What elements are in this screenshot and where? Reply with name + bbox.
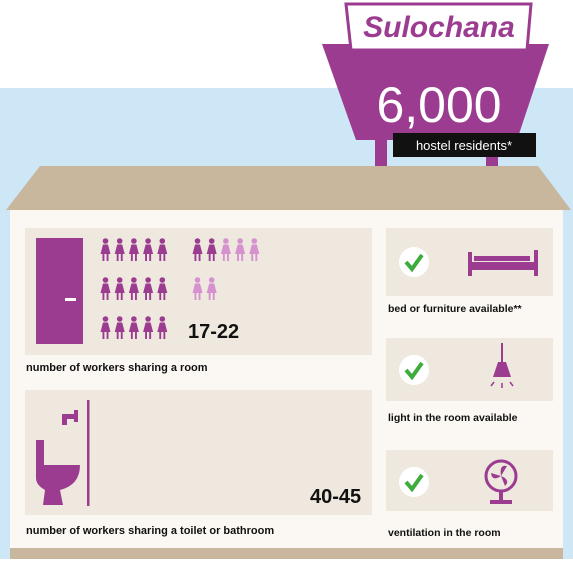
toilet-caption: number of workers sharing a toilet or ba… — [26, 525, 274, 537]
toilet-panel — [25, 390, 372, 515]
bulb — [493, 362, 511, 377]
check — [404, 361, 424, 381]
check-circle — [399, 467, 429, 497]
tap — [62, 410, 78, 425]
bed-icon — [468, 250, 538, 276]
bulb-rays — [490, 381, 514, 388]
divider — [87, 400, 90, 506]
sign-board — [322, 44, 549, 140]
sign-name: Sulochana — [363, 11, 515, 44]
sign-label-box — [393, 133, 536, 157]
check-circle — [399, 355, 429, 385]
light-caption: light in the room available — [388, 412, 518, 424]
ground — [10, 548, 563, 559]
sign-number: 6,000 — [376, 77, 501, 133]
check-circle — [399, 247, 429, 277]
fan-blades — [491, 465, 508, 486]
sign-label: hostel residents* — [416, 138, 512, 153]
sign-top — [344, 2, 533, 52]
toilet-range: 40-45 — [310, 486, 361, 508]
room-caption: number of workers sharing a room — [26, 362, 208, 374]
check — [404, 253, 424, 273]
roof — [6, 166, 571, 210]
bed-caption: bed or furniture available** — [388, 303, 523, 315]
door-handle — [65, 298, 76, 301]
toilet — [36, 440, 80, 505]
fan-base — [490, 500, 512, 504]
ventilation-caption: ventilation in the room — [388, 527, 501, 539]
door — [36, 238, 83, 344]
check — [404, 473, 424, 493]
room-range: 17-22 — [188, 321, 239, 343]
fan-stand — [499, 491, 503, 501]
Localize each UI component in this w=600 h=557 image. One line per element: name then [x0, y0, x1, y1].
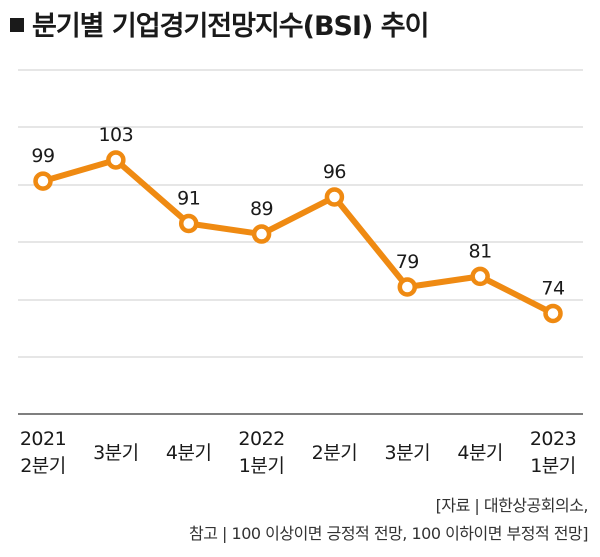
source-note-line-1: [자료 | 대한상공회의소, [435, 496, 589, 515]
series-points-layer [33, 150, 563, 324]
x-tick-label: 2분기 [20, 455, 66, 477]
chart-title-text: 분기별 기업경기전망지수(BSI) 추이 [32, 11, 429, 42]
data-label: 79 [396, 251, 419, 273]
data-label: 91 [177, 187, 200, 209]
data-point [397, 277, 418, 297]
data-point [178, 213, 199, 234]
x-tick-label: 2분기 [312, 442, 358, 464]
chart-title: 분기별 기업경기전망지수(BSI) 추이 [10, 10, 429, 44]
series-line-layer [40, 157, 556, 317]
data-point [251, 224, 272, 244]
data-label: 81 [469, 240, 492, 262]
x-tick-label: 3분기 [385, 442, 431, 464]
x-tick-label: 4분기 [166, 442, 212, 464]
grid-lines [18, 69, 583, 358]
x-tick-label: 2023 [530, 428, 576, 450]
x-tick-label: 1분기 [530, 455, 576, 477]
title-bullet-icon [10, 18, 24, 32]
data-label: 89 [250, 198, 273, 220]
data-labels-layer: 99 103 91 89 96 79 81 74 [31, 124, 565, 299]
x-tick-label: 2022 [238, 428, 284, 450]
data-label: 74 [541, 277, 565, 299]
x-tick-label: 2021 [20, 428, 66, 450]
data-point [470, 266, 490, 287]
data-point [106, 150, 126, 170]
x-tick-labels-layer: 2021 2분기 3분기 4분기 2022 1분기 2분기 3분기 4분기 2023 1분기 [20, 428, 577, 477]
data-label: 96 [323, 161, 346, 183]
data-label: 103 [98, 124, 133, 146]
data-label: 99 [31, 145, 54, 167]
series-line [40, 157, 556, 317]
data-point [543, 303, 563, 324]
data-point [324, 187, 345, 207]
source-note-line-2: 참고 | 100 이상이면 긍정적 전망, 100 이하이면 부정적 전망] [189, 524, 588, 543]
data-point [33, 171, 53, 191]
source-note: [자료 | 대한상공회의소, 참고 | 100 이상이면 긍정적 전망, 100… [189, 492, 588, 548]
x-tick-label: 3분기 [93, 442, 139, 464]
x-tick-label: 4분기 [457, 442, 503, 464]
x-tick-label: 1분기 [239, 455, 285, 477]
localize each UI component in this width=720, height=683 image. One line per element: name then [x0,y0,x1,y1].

■ **GIVEN TASK**:
Copy every row above exactly as it appears, leaving out the pictures.

■ **RESULT OF THIS TASK**:
What elements are in this screenshot and where? Reply with name + bbox.
toilet-caption: number of workers sharing a toilet or ba… — [26, 525, 274, 537]
toilet-panel — [25, 390, 372, 515]
bulb — [493, 362, 511, 377]
check — [404, 361, 424, 381]
check-circle — [399, 467, 429, 497]
tap — [62, 410, 78, 425]
bed-icon — [468, 250, 538, 276]
bulb-rays — [490, 381, 514, 388]
divider — [87, 400, 90, 506]
sign-board — [322, 44, 549, 140]
sign-name: Sulochana — [363, 11, 515, 44]
sign-label-box — [393, 133, 536, 157]
check-circle — [399, 355, 429, 385]
light-caption: light in the room available — [388, 412, 518, 424]
ground — [10, 548, 563, 559]
sign-number: 6,000 — [376, 77, 501, 133]
check-circle — [399, 247, 429, 277]
fan-blades — [491, 465, 508, 486]
sign-label: hostel residents* — [416, 138, 512, 153]
sign-top — [344, 2, 533, 52]
toilet-range: 40-45 — [310, 486, 361, 508]
room-caption: number of workers sharing a room — [26, 362, 208, 374]
check — [404, 253, 424, 273]
roof — [6, 166, 571, 210]
bed-caption: bed or furniture available** — [388, 303, 523, 315]
door-handle — [65, 298, 76, 301]
toilet — [36, 440, 80, 505]
fan-base — [490, 500, 512, 504]
ventilation-caption: ventilation in the room — [388, 527, 501, 539]
door — [36, 238, 83, 344]
check — [404, 473, 424, 493]
room-range: 17-22 — [188, 321, 239, 343]
fan-stand — [499, 491, 503, 501]
Localize each UI component in this w=600 h=557 image. One line per element: name then [x0, y0, x1, y1].
source-note-line-1: [자료 | 대한상공회의소, [435, 496, 589, 515]
series-points-layer [33, 150, 563, 324]
x-tick-label: 2분기 [20, 455, 66, 477]
chart-title-text: 분기별 기업경기전망지수(BSI) 추이 [32, 11, 429, 42]
data-label: 79 [396, 251, 419, 273]
data-label: 91 [177, 187, 200, 209]
data-point [397, 277, 418, 297]
data-point [178, 213, 199, 234]
x-tick-label: 2분기 [312, 442, 358, 464]
chart-title: 분기별 기업경기전망지수(BSI) 추이 [10, 10, 429, 44]
series-line-layer [40, 157, 556, 317]
data-point [251, 224, 272, 244]
data-label: 81 [469, 240, 492, 262]
x-tick-label: 3분기 [385, 442, 431, 464]
x-tick-label: 4분기 [166, 442, 212, 464]
grid-lines [18, 69, 583, 358]
x-tick-label: 2023 [530, 428, 576, 450]
x-tick-label: 1분기 [530, 455, 576, 477]
title-bullet-icon [10, 18, 24, 32]
data-label: 89 [250, 198, 273, 220]
data-labels-layer: 99 103 91 89 96 79 81 74 [31, 124, 565, 299]
x-tick-label: 2022 [238, 428, 284, 450]
data-label: 74 [541, 277, 565, 299]
x-tick-label: 2021 [20, 428, 66, 450]
data-point [470, 266, 490, 287]
data-point [106, 150, 126, 170]
x-tick-labels-layer: 2021 2분기 3분기 4분기 2022 1분기 2분기 3분기 4분기 2023 1분기 [20, 428, 577, 477]
data-label: 96 [323, 161, 346, 183]
data-label: 103 [98, 124, 133, 146]
data-label: 99 [31, 145, 54, 167]
series-line [40, 157, 556, 317]
data-point [543, 303, 563, 324]
data-point [324, 187, 345, 207]
source-note-line-2: 참고 | 100 이상이면 긍정적 전망, 100 이하이면 부정적 전망] [189, 524, 588, 543]
data-point [33, 171, 53, 191]
source-note: [자료 | 대한상공회의소, 참고 | 100 이상이면 긍정적 전망, 100… [189, 492, 588, 548]
x-tick-label: 3분기 [93, 442, 139, 464]
x-tick-label: 4분기 [457, 442, 503, 464]
x-tick-label: 1분기 [239, 455, 285, 477]
localize each UI component in this width=720, height=683 image. One line per element: name then [x0,y0,x1,y1].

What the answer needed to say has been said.